## INFORMATION SUPPLIED
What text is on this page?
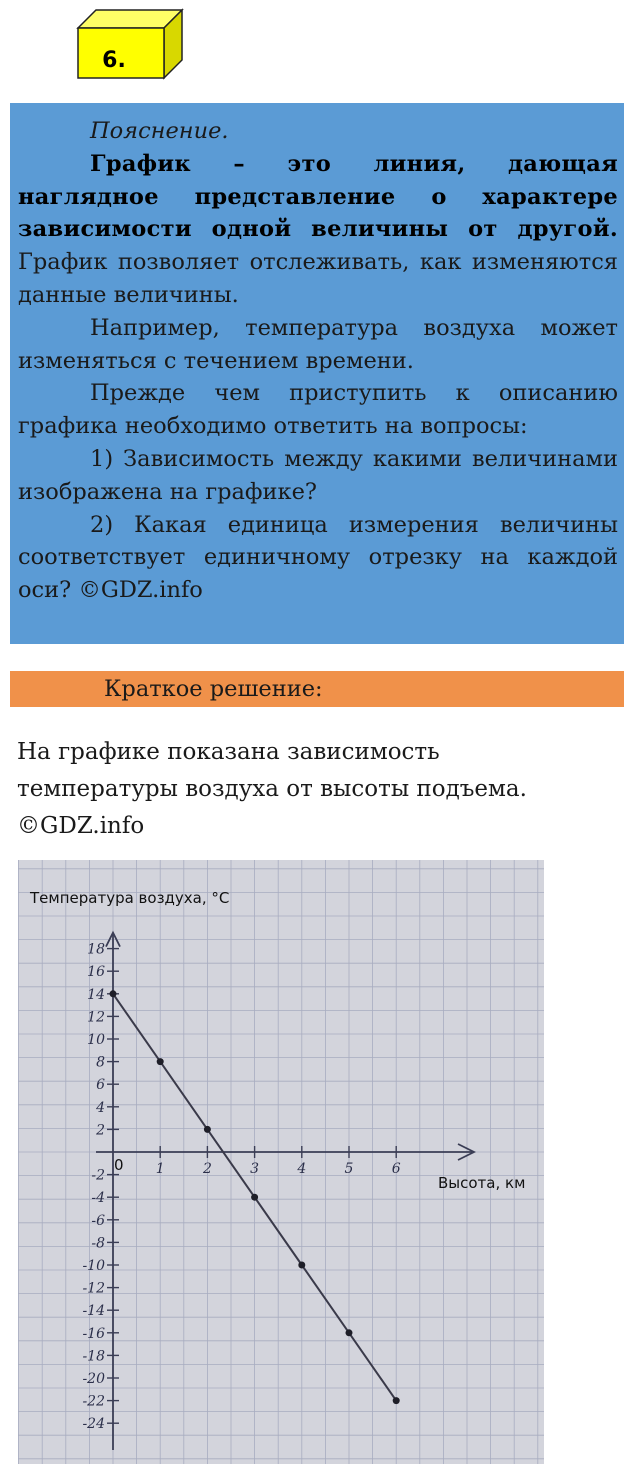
6.

Пояснение.

График – это линия, дающая наглядное представление о характере зависимости одной величины от другой. График позволяет отслеживать, как изменяются данные величины.

Например, температура воздуха может изменяться с течением времени.

Прежде чем приступить к описанию графика необходимо ответить на вопросы:

1) Зависимость между какими величинами изображена на графике?

2) Какая единица измерения величины соответствует единичному отрезку на каждой оси? ©GDZ.info

Краткое решение:

На графике показана зависимость температуры воздуха от высоты подъема. ©GDZ.info

18
16
14
12
10
8
6
4
2
-2
-4
-6
-8
-10
-12
-14
-16
-18
-20
-22
-24
1	2	3	4	5	6
Температура воздуха, °С
Высота, км
0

## TASK TO CARRY OUT
Lines that include the word "величины" are to be extracted from the data above.

## FULL ANSWER
График – это линия, дающая наглядное представление о характере зависимости одной величины от другой. График позволяет отслеживать, как изменяются данные величины.
2) Какая единица измерения величины соответствует единичному отрезку на каждой оси? ©GDZ.info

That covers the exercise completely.